(Some records)
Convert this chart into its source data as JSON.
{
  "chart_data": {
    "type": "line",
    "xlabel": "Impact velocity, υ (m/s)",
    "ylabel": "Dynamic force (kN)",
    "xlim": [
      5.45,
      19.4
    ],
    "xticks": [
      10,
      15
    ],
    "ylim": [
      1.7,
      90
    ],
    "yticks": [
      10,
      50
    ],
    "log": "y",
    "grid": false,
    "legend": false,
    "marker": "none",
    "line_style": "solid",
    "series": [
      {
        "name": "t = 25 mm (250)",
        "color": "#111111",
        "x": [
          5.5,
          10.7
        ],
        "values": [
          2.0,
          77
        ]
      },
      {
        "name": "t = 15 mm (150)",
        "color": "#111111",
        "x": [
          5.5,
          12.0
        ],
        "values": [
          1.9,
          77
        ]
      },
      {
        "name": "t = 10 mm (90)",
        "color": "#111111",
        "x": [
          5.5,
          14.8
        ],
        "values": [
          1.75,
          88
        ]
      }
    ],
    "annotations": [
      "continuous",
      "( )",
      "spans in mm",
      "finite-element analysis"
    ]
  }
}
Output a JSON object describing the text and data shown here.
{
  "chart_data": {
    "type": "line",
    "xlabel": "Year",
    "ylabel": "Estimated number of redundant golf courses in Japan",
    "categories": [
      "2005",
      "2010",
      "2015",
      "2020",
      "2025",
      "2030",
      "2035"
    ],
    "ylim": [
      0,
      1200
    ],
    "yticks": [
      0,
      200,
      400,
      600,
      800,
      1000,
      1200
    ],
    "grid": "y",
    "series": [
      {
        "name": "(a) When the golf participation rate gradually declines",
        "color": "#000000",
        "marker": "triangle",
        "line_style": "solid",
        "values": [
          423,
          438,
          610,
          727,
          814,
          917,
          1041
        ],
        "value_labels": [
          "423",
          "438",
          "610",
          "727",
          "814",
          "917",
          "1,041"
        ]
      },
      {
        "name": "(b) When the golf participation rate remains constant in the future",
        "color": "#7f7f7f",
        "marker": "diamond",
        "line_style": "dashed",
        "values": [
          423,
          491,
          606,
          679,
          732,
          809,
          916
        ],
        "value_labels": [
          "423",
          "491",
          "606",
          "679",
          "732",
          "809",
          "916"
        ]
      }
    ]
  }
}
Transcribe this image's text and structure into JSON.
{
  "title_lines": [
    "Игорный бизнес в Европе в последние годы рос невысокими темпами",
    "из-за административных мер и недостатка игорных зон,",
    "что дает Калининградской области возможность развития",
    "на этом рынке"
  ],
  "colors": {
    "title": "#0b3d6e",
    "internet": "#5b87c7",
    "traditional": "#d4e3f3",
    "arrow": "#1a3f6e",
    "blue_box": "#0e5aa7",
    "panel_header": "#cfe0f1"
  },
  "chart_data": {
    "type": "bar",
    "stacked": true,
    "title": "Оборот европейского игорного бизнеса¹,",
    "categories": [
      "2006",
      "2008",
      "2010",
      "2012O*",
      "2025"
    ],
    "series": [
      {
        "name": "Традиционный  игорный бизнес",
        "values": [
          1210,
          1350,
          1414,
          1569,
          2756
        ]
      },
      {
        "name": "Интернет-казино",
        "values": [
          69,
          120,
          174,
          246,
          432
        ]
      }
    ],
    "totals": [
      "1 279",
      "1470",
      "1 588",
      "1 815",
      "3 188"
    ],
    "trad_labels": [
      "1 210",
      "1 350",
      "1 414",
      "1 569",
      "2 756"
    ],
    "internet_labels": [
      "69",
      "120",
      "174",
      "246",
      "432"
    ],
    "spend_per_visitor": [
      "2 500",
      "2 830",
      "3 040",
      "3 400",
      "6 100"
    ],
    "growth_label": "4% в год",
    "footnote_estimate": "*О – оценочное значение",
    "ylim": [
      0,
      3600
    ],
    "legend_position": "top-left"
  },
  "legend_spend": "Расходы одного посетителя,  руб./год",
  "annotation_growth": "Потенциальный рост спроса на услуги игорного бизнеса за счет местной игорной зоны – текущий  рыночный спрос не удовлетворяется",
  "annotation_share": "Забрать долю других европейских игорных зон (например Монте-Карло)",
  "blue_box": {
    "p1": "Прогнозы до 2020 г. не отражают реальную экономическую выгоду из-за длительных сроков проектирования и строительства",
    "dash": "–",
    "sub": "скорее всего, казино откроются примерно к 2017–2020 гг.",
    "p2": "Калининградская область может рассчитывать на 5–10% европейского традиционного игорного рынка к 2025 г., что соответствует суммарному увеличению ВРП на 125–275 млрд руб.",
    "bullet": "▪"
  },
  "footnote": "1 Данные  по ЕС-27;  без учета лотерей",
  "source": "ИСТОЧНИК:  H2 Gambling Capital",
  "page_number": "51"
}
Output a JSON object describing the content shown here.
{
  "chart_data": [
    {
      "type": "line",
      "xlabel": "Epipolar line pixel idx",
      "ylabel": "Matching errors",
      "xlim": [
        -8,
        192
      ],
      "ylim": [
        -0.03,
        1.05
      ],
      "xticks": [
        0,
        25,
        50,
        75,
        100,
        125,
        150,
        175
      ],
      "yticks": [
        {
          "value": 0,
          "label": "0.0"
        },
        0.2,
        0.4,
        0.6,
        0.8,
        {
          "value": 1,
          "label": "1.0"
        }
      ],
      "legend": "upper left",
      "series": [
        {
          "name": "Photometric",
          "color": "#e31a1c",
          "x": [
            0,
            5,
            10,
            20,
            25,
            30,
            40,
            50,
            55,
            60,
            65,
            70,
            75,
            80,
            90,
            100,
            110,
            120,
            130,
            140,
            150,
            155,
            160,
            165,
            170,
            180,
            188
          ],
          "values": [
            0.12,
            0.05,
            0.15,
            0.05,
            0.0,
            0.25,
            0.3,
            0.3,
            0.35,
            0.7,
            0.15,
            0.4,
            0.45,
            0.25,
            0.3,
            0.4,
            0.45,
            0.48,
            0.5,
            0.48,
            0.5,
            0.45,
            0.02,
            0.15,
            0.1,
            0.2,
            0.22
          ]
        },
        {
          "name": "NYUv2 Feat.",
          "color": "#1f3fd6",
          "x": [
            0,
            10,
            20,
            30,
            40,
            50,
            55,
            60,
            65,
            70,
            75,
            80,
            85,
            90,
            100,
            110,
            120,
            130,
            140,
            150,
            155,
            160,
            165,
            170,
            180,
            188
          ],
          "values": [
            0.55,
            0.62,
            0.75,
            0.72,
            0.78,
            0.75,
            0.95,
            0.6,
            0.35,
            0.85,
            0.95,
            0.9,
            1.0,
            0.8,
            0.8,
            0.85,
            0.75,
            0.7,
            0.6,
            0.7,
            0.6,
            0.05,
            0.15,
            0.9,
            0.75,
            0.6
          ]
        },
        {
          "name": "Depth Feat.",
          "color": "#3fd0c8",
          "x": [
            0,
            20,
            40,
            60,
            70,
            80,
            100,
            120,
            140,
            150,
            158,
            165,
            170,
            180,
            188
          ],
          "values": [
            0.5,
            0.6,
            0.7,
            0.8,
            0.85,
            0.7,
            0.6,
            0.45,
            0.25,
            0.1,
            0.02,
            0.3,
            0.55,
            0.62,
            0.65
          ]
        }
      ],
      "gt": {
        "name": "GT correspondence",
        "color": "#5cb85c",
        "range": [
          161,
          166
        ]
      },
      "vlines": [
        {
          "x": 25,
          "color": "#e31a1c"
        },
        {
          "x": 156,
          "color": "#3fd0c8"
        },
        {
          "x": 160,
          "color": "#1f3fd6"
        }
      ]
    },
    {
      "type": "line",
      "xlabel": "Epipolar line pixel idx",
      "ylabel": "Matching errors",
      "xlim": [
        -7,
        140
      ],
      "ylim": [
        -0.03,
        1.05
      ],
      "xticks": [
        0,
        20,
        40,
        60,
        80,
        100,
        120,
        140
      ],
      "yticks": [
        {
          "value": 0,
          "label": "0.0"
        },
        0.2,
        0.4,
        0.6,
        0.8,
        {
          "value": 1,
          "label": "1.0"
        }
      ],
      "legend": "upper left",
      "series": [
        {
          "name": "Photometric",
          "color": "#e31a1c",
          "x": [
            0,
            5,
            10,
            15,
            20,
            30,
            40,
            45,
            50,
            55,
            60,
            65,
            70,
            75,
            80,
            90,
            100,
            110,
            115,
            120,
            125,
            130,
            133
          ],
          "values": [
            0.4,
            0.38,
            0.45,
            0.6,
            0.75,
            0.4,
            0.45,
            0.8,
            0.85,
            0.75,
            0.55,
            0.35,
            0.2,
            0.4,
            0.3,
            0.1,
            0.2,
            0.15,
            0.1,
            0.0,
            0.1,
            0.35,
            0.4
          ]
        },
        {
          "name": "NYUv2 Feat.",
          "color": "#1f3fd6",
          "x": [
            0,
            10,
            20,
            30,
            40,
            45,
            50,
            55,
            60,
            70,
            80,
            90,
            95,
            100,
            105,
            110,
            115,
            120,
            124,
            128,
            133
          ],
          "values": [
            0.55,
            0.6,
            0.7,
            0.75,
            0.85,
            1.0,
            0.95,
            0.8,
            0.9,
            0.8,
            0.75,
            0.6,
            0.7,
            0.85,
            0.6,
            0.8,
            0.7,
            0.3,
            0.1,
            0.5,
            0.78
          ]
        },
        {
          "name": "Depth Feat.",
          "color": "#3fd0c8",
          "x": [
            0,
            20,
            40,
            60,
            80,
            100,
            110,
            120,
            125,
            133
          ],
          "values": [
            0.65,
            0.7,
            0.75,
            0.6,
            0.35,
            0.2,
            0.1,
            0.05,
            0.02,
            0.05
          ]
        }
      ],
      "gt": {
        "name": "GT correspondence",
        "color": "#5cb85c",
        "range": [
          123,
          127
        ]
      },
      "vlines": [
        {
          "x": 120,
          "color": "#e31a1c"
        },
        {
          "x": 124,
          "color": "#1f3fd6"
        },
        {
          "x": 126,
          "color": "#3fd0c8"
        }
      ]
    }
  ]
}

• [What is being asked]: Above are several records. Count the lines among them that contain "европейского" and give only the total.

• [The result]: 2